Write out every entry exactly as given, but omit the pictures.
>> begin
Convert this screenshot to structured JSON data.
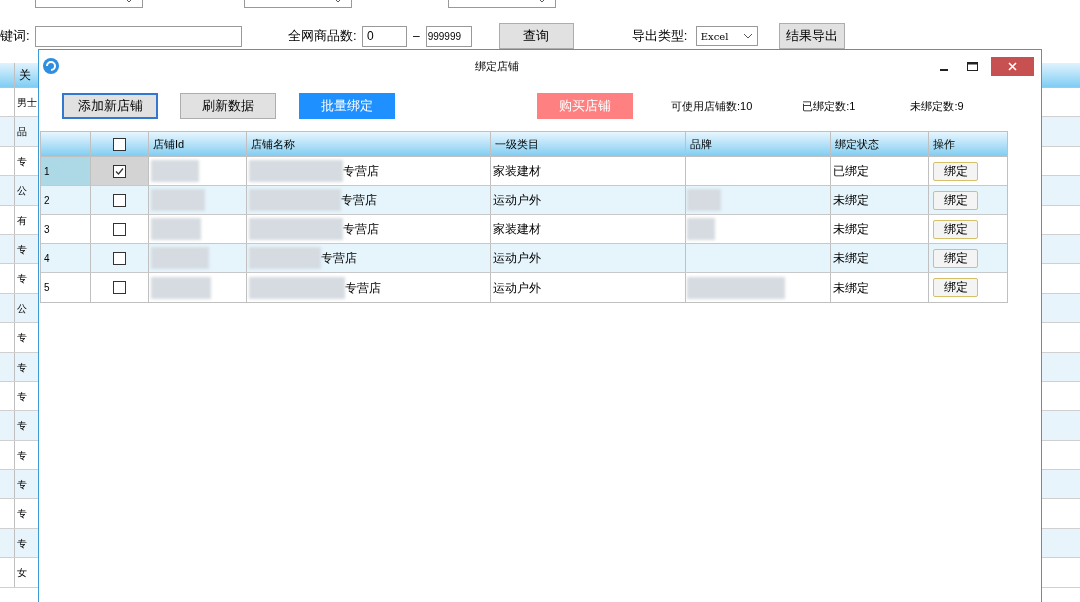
{
  "background_form": {
    "keyword_label": "键词:",
    "count_label": "全网商品数:",
    "count_min": "0",
    "dash": "–",
    "count_max": "999999",
    "query_button": "查询",
    "export_label": "导出类型:",
    "export_type": "Excel",
    "export_button": "结果导出"
  },
  "background_table": {
    "header": "关",
    "rows": [
      "男士",
      "品",
      "专",
      "公",
      "有",
      "专",
      "专",
      "公",
      "专",
      "专",
      "专",
      "专",
      "专",
      "专",
      "专",
      "专",
      "女"
    ]
  },
  "dialog": {
    "title": "绑定店铺",
    "buttons": [
      {
        "label": "添加新店铺",
        "kind": "focused"
      },
      {
        "label": "刷新数据",
        "kind": "normal"
      },
      {
        "label": "批量绑定",
        "kind": "primary"
      },
      {
        "label": "购买店铺",
        "kind": "danger"
      }
    ],
    "stats": [
      "可使用店铺数:10",
      "已绑定数:1",
      "未绑定数:9"
    ],
    "table": {
      "header_checked": false,
      "columns": [
        "店铺Id",
        "店铺名称",
        "一级类目",
        "品牌",
        "绑定状态",
        "操作"
      ],
      "rows": [
        {
          "index": "1",
          "selected": true,
          "checked": true,
          "name_suffix": "专营店",
          "category": "家装建材",
          "brand_blurred": false,
          "status": "已绑定",
          "action": "绑定"
        },
        {
          "index": "2",
          "selected": false,
          "checked": false,
          "name_suffix": "专营店",
          "category": "运动户外",
          "brand_blurred": true,
          "status": "未绑定",
          "action": "绑定"
        },
        {
          "index": "3",
          "selected": false,
          "checked": false,
          "name_suffix": "专营店",
          "category": "家装建材",
          "brand_blurred": true,
          "status": "未绑定",
          "action": "绑定"
        },
        {
          "index": "4",
          "selected": false,
          "checked": false,
          "name_suffix": "专营店",
          "category": "运动户外",
          "brand_blurred": false,
          "status": "未绑定",
          "action": "绑定"
        },
        {
          "index": "5",
          "selected": false,
          "checked": false,
          "name_suffix": "专营店",
          "category": "运动户外",
          "brand_blurred": true,
          "status": "未绑定",
          "action": "绑定"
        }
      ]
    }
  }
}
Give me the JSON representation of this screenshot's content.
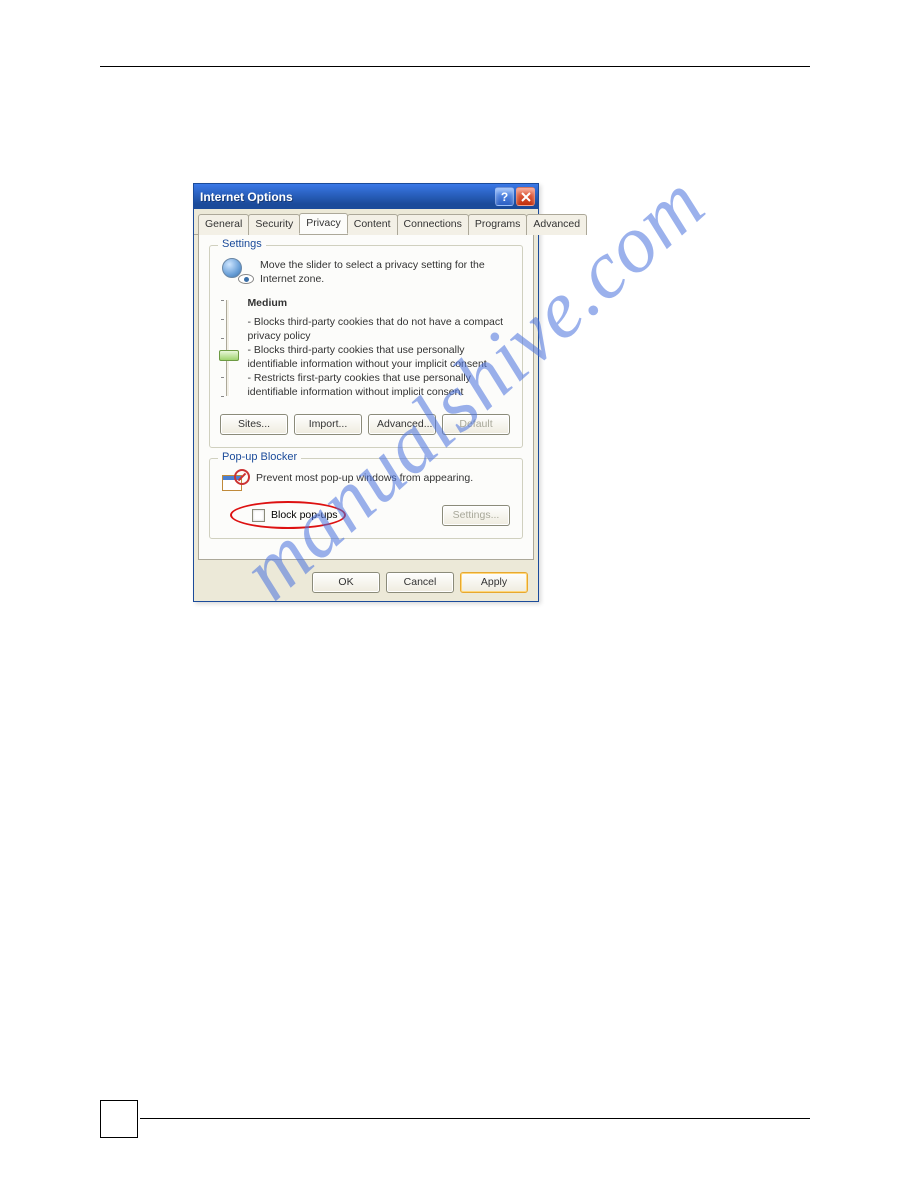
{
  "dialog": {
    "title": "Internet Options",
    "tabs": [
      "General",
      "Security",
      "Privacy",
      "Content",
      "Connections",
      "Programs",
      "Advanced"
    ],
    "active_tab_index": 2
  },
  "settings_group": {
    "title": "Settings",
    "intro": "Move the slider to select a privacy setting for the Internet zone.",
    "level": "Medium",
    "bullets": [
      "- Blocks third-party cookies that do not have a compact privacy policy",
      "- Blocks third-party cookies that use personally identifiable information without your implicit consent",
      "- Restricts first-party cookies that use personally identifiable information without implicit consent"
    ],
    "buttons": {
      "sites": "Sites...",
      "import": "Import...",
      "advanced": "Advanced...",
      "default": "Default"
    }
  },
  "popup_group": {
    "title": "Pop-up Blocker",
    "intro": "Prevent most pop-up windows from appearing.",
    "checkbox_label": "Block pop-ups",
    "checked": false,
    "settings_button": "Settings..."
  },
  "footer": {
    "ok": "OK",
    "cancel": "Cancel",
    "apply": "Apply"
  },
  "watermark": "manualshive.com"
}
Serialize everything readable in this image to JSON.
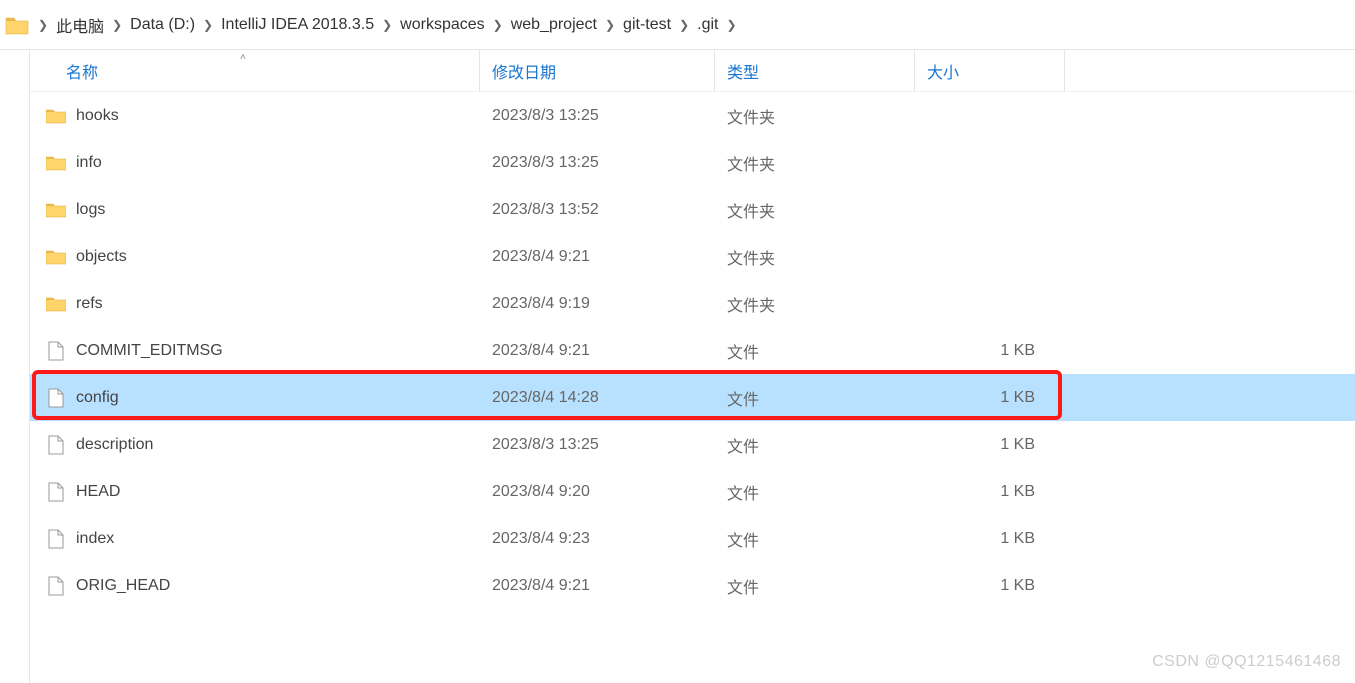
>> end
■ WORKED SOLUTION
Convert this screenshot to structured JSON data.
{
  "background_form": {
    "keyword_label": "键词:",
    "count_label": "全网商品数:",
    "count_min": "0",
    "dash": "–",
    "count_max": "999999",
    "query_button": "查询",
    "export_label": "导出类型:",
    "export_type": "Excel",
    "export_button": "结果导出"
  },
  "background_table": {
    "header": "关",
    "rows": [
      "男士",
      "品",
      "专",
      "公",
      "有",
      "专",
      "专",
      "公",
      "专",
      "专",
      "专",
      "专",
      "专",
      "专",
      "专",
      "专",
      "女"
    ]
  },
  "dialog": {
    "title": "绑定店铺",
    "buttons": [
      {
        "label": "添加新店铺",
        "kind": "focused"
      },
      {
        "label": "刷新数据",
        "kind": "normal"
      },
      {
        "label": "批量绑定",
        "kind": "primary"
      },
      {
        "label": "购买店铺",
        "kind": "danger"
      }
    ],
    "stats": [
      "可使用店铺数:10",
      "已绑定数:1",
      "未绑定数:9"
    ],
    "table": {
      "header_checked": false,
      "columns": [
        "店铺Id",
        "店铺名称",
        "一级类目",
        "品牌",
        "绑定状态",
        "操作"
      ],
      "rows": [
        {
          "index": "1",
          "selected": true,
          "checked": true,
          "name_suffix": "专营店",
          "category": "家装建材",
          "brand_blurred": false,
          "status": "已绑定",
          "action": "绑定"
        },
        {
          "index": "2",
          "selected": false,
          "checked": false,
          "name_suffix": "专营店",
          "category": "运动户外",
          "brand_blurred": true,
          "status": "未绑定",
          "action": "绑定"
        },
        {
          "index": "3",
          "selected": false,
          "checked": false,
          "name_suffix": "专营店",
          "category": "家装建材",
          "brand_blurred": true,
          "status": "未绑定",
          "action": "绑定"
        },
        {
          "index": "4",
          "selected": false,
          "checked": false,
          "name_suffix": "专营店",
          "category": "运动户外",
          "brand_blurred": false,
          "status": "未绑定",
          "action": "绑定"
        },
        {
          "index": "5",
          "selected": false,
          "checked": false,
          "name_suffix": "专营店",
          "category": "运动户外",
          "brand_blurred": true,
          "status": "未绑定",
          "action": "绑定"
        }
      ]
    }
  }
}
Give me the JSON representation of this screenshot's content.
{
  "dialog": {
    "title": "Internet Options",
    "tabs": [
      "General",
      "Security",
      "Privacy",
      "Content",
      "Connections",
      "Programs",
      "Advanced"
    ],
    "active_tab_index": 2
  },
  "settings_group": {
    "title": "Settings",
    "intro": "Move the slider to select a privacy setting for the Internet zone.",
    "level": "Medium",
    "bullets": [
      "- Blocks third-party cookies that do not have a compact privacy policy",
      "- Blocks third-party cookies that use personally identifiable information without your implicit consent",
      "- Restricts first-party cookies that use personally identifiable information without implicit consent"
    ],
    "buttons": {
      "sites": "Sites...",
      "import": "Import...",
      "advanced": "Advanced...",
      "default": "Default"
    }
  },
  "popup_group": {
    "title": "Pop-up Blocker",
    "intro": "Prevent most pop-up windows from appearing.",
    "checkbox_label": "Block pop-ups",
    "checked": false,
    "settings_button": "Settings..."
  },
  "footer": {
    "ok": "OK",
    "cancel": "Cancel",
    "apply": "Apply"
  },
  "watermark": "manualshive.com"
}
Serialize everything readable in this image to JSON.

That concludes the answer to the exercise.